EXERCISE GOAL =
Extract the lines that carry the string "suojaviljaa" from the listing.

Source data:
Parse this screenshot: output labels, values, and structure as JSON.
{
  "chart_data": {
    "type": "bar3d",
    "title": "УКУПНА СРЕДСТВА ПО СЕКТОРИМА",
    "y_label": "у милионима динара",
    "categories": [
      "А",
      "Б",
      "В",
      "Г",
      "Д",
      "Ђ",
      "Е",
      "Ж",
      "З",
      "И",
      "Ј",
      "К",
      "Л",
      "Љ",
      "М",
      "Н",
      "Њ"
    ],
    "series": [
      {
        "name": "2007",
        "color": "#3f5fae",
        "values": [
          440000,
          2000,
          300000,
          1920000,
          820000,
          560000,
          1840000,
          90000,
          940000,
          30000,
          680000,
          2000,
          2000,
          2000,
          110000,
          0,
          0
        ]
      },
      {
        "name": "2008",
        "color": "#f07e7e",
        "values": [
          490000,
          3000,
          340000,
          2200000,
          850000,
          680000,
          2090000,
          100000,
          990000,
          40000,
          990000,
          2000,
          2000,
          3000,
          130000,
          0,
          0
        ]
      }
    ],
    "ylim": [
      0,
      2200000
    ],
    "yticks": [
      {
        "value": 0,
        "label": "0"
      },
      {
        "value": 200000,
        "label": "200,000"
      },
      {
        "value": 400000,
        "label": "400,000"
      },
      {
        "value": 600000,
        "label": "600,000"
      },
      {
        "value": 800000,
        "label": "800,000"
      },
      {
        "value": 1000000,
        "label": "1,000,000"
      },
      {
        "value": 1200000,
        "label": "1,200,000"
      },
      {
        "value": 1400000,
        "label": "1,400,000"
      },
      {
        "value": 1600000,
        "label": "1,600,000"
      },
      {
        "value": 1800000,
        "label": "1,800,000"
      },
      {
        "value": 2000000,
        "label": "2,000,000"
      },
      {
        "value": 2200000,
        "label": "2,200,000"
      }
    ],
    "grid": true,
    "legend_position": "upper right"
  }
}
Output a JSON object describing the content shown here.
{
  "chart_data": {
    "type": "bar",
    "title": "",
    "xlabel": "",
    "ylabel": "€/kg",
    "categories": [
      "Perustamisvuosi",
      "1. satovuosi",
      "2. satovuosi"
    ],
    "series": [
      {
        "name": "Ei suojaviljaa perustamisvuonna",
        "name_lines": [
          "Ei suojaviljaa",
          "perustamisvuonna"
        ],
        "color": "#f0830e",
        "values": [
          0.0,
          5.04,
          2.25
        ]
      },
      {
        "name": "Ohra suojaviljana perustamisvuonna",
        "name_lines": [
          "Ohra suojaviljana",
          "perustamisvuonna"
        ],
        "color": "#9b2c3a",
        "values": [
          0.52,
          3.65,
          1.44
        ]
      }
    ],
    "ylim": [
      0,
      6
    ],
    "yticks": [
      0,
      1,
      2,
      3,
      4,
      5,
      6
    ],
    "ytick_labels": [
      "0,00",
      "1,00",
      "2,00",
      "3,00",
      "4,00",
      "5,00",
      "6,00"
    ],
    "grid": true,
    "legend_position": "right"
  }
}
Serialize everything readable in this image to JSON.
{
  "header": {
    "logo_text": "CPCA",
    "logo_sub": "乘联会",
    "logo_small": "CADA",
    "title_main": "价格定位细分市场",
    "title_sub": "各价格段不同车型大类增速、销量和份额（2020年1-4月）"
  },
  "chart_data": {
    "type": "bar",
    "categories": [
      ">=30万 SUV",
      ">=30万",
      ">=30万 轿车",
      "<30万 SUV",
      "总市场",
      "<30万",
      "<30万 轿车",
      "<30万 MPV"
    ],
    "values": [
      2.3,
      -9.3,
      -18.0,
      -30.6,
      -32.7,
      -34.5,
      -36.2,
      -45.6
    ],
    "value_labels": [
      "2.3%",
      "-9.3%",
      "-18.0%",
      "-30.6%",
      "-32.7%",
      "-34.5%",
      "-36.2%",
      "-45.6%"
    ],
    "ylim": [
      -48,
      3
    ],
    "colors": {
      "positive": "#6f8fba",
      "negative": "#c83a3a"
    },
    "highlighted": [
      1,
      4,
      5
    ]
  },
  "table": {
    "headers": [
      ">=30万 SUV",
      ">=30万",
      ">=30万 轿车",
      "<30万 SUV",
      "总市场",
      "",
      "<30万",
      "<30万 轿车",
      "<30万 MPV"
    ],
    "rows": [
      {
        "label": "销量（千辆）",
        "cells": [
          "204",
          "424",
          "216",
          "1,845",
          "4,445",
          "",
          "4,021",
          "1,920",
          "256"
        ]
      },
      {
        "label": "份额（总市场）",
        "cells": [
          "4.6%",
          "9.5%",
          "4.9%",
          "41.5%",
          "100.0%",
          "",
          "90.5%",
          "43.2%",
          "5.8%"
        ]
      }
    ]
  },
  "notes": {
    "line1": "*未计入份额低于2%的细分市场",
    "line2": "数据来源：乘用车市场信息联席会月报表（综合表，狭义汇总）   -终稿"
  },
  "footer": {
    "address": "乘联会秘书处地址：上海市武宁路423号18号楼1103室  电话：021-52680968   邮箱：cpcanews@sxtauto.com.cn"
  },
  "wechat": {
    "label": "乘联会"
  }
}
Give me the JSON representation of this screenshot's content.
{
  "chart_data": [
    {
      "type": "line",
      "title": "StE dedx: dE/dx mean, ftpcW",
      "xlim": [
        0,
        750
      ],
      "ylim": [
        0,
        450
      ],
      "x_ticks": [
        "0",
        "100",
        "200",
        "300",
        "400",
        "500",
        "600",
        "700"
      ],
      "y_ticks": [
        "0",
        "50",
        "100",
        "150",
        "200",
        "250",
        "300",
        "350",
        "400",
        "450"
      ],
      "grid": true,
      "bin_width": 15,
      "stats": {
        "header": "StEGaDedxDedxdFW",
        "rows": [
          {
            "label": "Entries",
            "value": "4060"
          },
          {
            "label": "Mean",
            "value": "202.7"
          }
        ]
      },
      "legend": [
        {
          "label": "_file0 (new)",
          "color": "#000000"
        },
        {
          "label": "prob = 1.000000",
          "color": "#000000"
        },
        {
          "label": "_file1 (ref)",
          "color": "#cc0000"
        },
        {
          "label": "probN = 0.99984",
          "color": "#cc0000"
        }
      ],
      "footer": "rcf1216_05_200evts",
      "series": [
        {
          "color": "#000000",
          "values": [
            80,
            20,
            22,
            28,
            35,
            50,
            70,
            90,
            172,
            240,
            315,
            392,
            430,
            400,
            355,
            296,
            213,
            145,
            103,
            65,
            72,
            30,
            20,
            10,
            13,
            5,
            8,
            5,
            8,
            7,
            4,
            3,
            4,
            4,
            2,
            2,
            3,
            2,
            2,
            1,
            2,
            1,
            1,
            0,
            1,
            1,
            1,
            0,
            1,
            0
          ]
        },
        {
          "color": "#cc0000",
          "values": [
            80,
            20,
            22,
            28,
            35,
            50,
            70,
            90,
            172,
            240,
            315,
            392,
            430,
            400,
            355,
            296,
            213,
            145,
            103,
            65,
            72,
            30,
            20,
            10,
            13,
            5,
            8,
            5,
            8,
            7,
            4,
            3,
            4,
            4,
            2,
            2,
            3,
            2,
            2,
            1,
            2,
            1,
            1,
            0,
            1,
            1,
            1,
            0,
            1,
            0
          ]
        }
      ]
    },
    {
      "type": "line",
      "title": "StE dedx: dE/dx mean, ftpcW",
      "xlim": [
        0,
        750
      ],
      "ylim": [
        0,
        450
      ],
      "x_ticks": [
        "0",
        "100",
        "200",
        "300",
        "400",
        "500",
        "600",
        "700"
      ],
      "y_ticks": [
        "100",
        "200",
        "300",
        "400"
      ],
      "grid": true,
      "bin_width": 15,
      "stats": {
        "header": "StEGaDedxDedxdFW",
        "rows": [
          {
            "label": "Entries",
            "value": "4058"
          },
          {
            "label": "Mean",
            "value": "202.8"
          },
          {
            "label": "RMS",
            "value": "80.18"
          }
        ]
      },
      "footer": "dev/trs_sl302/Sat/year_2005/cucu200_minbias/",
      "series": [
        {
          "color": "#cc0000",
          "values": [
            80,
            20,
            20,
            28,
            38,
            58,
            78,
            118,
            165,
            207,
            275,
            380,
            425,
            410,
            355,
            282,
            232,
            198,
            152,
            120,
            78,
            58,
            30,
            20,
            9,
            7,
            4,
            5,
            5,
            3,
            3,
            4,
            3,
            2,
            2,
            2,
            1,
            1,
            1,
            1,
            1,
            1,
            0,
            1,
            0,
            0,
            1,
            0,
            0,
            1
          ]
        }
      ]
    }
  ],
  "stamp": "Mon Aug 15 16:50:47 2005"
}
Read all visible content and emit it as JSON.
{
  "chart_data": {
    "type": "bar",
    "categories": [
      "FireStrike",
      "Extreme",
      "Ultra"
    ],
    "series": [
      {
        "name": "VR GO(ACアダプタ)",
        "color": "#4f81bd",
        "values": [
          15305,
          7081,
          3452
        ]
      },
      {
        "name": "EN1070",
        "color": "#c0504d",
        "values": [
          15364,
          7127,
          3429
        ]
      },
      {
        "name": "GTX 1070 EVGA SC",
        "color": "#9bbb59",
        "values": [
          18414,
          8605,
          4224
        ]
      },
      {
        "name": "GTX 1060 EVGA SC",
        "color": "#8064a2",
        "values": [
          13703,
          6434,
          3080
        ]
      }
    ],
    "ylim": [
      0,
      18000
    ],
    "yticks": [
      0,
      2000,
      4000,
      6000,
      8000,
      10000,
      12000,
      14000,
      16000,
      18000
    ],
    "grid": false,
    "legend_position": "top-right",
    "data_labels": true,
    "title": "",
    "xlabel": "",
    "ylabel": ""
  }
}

FULL SOLUTION =
        "name": "Ei suojaviljaa perustamisvuonna",
          "Ei suojaviljaa",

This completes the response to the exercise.